Give every line below again, exactly.

- [Input records]
/---

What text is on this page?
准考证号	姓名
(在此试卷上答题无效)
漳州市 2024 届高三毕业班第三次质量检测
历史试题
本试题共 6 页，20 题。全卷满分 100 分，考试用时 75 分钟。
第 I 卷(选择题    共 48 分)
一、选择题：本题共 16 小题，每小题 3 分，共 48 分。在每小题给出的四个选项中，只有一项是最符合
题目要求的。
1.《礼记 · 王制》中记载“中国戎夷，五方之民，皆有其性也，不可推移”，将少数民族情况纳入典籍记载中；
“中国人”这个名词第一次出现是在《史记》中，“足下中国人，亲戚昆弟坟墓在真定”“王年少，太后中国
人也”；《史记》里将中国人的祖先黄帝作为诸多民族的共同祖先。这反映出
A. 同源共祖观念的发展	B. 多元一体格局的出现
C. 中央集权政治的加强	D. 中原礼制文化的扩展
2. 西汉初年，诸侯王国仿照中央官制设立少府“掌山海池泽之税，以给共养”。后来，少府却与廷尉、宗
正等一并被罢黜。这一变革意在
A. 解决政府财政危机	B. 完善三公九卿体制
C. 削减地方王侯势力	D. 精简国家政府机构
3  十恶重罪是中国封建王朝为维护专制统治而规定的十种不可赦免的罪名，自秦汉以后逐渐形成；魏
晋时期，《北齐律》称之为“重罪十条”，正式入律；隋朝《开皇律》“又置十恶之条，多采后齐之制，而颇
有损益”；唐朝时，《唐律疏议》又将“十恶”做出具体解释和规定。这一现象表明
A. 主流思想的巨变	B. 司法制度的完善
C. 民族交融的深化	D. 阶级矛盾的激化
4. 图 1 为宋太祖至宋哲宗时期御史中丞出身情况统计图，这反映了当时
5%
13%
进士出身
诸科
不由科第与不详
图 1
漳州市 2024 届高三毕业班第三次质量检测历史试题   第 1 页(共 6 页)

\---

- [Response to this exercise]
What text is on this page?
准考证号	姓名
(在此试卷上答题无效)
漳州市 2024 届高三毕业班第三次质量检测
历史试题
本试题共 6 页，20 题。全卷满分 100 分，考试用时 75 分钟。
第 I 卷(选择题    共 48 分)
一、选择题：本题共 16 小题，每小题 3 分，共 48 分。在每小题给出的四个选项中，只有一项是最符合
题目要求的。
1.《礼记 · 王制》中记载“中国戎夷，五方之民，皆有其性也，不可推移”，将少数民族情况纳入典籍记载中；
“中国人”这个名词第一次出现是在《史记》中，“足下中国人，亲戚昆弟坟墓在真定”“王年少，太后中国
人也”；《史记》里将中国人的祖先黄帝作为诸多民族的共同祖先。这反映出
A. 同源共祖观念的发展	B. 多元一体格局的出现
C. 中央集权政治的加强	D. 中原礼制文化的扩展
2. 西汉初年，诸侯王国仿照中央官制设立少府“掌山海池泽之税，以给共养”。后来，少府却与廷尉、宗
正等一并被罢黜。这一变革意在
A. 解决政府财政危机	B. 完善三公九卿体制
C. 削减地方王侯势力	D. 精简国家政府机构
3  十恶重罪是中国封建王朝为维护专制统治而规定的十种不可赦免的罪名，自秦汉以后逐渐形成；魏
晋时期，《北齐律》称之为“重罪十条”，正式入律；隋朝《开皇律》“又置十恶之条，多采后齐之制，而颇
有损益”；唐朝时，《唐律疏议》又将“十恶”做出具体解释和规定。这一现象表明
A. 主流思想的巨变	B. 司法制度的完善
C. 民族交融的深化	D. 阶级矛盾的激化
4. 图 1 为宋太祖至宋哲宗时期御史中丞出身情况统计图，这反映了当时
5%
13%
进士出身
诸科
不由科第与不详
图 1
漳州市 2024 届高三毕业班第三次质量检测历史试题   第 1 页(共 6 页)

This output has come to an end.